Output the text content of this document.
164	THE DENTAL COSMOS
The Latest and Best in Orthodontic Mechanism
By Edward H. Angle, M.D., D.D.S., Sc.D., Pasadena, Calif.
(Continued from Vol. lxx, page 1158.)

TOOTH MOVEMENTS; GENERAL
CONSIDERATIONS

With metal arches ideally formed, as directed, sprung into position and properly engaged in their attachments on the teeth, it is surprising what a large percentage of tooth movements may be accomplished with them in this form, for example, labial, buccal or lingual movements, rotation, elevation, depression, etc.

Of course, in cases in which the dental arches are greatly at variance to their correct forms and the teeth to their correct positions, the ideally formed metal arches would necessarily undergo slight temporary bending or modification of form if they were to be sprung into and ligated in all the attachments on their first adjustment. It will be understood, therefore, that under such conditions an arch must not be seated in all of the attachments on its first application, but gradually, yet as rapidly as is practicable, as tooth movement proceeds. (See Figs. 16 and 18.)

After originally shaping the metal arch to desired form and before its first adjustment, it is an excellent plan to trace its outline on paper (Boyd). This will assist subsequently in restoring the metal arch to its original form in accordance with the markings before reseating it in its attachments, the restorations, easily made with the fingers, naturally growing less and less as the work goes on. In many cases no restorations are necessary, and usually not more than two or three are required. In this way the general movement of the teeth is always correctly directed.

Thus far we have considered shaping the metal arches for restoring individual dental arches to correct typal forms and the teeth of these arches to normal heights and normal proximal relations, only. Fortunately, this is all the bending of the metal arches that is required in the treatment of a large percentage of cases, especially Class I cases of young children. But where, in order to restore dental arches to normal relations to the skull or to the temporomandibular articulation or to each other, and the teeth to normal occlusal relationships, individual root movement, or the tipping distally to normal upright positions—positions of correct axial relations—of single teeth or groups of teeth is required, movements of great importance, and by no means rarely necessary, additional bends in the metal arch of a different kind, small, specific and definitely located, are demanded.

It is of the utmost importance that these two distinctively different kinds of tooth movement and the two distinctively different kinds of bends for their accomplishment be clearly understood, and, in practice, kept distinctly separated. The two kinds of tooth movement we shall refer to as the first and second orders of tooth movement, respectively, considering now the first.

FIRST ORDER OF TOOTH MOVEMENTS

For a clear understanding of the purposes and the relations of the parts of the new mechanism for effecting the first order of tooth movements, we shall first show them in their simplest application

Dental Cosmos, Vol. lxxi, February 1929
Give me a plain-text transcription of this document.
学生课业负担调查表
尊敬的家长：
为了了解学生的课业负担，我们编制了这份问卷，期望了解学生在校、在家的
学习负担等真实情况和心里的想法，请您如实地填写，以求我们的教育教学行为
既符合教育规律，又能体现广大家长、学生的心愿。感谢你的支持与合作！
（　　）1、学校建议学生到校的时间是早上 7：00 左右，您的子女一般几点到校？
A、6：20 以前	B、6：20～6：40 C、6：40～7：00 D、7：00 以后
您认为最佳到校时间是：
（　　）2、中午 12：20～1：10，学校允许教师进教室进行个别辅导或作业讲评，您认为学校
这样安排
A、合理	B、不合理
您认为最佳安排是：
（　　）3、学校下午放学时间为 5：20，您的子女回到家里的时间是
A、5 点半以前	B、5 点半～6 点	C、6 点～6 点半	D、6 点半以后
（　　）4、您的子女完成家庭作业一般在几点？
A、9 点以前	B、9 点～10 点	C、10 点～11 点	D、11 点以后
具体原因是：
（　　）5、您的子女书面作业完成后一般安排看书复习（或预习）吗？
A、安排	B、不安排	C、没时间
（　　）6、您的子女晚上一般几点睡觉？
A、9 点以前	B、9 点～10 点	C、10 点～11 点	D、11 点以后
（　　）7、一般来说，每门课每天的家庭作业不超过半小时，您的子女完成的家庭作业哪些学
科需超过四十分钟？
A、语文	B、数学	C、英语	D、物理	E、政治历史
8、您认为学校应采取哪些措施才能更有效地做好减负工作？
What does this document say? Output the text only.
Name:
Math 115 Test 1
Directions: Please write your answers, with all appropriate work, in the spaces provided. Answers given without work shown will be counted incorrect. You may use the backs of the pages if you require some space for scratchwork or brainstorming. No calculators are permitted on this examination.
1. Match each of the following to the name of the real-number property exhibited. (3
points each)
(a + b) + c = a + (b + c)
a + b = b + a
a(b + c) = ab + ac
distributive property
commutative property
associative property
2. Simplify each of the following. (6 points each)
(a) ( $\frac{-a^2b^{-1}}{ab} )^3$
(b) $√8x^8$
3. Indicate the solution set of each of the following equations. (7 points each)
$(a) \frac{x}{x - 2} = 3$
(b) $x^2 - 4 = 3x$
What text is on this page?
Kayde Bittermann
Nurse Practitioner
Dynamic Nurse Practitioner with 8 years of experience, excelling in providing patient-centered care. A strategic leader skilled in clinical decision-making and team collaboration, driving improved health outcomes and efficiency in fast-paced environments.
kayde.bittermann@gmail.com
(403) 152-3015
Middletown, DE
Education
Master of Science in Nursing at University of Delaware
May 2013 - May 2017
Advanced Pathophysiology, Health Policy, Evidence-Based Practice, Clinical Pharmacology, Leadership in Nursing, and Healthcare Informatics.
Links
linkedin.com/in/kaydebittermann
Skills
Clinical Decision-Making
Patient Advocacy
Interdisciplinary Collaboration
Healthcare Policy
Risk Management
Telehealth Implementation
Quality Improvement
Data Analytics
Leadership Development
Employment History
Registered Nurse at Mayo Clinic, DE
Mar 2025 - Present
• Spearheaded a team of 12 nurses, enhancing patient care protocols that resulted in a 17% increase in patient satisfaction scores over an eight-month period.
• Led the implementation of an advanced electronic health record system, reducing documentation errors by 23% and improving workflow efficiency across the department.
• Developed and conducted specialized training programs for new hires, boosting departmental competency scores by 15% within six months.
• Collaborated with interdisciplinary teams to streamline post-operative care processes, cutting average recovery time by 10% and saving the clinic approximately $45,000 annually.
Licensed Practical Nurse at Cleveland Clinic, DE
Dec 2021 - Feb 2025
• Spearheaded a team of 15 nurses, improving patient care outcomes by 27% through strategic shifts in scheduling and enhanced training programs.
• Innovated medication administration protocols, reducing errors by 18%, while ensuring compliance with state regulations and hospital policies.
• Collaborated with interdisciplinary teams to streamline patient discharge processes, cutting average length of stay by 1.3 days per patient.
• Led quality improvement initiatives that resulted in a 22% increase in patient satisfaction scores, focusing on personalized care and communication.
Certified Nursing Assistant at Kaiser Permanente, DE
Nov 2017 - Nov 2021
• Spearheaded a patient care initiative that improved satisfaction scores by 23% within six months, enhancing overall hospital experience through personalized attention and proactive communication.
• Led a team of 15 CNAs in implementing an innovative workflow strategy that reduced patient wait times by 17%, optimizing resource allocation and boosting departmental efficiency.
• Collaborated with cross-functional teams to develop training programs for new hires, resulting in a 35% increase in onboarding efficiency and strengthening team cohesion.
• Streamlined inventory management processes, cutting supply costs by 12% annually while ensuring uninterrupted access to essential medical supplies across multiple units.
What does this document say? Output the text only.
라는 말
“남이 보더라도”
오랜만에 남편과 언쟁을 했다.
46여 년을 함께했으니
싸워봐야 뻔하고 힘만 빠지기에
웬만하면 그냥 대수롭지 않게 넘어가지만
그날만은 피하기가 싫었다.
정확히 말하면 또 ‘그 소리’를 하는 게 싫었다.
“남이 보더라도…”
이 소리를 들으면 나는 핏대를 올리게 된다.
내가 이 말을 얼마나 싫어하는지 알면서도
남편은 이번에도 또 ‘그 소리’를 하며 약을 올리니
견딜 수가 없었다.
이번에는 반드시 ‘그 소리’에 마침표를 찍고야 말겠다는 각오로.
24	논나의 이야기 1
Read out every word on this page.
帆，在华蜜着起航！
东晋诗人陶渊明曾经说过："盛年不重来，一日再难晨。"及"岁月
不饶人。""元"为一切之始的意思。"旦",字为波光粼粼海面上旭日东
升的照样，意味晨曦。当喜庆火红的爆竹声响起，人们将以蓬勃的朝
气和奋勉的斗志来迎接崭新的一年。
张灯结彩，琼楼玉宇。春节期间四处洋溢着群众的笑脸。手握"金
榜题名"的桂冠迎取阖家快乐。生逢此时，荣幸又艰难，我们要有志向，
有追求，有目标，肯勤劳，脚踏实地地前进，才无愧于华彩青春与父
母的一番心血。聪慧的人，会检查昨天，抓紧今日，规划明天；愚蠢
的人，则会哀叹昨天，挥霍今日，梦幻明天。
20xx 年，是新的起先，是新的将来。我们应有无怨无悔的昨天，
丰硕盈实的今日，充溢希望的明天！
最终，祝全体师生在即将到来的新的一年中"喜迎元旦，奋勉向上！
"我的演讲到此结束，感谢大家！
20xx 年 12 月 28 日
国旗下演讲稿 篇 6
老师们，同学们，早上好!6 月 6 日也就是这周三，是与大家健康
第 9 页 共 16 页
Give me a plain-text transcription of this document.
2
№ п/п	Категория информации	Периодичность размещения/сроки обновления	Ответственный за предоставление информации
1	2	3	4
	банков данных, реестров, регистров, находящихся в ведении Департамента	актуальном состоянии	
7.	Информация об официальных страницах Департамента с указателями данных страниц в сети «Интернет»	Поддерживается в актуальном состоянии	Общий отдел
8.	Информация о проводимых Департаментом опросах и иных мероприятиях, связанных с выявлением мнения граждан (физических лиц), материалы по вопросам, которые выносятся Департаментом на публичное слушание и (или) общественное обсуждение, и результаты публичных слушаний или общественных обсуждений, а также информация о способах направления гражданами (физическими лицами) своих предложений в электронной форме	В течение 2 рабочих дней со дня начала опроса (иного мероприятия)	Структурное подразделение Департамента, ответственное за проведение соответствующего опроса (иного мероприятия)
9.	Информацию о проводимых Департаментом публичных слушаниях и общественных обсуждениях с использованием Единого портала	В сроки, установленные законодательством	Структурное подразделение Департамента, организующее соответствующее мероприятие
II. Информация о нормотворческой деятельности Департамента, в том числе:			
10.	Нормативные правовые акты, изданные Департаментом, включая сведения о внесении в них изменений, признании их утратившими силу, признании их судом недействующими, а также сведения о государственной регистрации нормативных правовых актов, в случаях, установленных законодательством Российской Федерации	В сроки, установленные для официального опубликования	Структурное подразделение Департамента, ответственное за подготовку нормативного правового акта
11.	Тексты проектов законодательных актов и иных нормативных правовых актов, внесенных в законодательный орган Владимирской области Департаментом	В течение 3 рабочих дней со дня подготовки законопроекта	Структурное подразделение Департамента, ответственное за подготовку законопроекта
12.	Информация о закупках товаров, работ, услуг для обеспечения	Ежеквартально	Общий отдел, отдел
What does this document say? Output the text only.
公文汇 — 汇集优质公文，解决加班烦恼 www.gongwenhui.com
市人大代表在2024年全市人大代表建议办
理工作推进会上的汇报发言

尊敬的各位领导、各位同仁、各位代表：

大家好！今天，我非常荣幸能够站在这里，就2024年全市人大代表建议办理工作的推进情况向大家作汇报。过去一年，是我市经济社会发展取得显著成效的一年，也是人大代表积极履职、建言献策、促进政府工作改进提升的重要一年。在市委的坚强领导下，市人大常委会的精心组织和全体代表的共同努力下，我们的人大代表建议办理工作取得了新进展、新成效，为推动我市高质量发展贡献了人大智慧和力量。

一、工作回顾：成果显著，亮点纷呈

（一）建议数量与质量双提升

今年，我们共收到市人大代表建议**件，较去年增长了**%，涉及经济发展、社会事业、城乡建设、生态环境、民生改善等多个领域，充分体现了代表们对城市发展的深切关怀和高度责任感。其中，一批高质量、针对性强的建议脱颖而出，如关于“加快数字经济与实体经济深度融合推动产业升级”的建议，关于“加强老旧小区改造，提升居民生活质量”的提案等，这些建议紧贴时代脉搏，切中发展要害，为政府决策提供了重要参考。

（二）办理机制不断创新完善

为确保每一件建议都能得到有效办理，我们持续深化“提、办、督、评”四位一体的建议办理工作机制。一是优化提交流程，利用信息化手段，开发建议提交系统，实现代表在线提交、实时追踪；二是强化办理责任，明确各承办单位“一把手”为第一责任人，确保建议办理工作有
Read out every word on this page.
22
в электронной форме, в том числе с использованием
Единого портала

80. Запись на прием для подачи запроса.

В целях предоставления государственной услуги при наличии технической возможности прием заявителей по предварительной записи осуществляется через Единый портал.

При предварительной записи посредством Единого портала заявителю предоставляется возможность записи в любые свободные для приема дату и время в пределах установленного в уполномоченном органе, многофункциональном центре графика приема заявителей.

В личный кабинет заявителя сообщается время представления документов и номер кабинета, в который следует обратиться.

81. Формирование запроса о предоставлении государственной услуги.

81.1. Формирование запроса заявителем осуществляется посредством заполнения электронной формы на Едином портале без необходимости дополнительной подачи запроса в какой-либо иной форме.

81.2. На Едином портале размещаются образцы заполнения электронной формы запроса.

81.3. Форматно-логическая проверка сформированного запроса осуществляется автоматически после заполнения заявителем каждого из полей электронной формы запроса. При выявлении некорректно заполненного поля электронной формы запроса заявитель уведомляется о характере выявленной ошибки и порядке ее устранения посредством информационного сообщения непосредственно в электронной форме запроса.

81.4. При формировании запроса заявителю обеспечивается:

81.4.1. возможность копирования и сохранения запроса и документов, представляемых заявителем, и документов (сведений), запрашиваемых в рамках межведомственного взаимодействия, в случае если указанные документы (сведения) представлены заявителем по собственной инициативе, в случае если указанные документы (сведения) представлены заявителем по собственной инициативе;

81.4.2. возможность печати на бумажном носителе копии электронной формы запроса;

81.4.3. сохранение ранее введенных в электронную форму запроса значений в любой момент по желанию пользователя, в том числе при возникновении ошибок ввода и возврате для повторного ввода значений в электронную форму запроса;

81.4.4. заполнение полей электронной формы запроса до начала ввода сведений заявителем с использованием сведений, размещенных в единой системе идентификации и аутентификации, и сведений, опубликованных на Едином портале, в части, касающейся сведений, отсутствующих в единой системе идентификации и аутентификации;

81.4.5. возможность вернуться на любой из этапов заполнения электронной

------

Using the listing above, show every line that includes the string "подачи".

### [SOLVED EXERCISE]
80. Запись на прием для подачи запроса.
81.1. Формирование запроса заявителем осуществляется посредством заполнения электронной формы на Едином портале без необходимости дополнительной подачи запроса в какой-либо иной форме.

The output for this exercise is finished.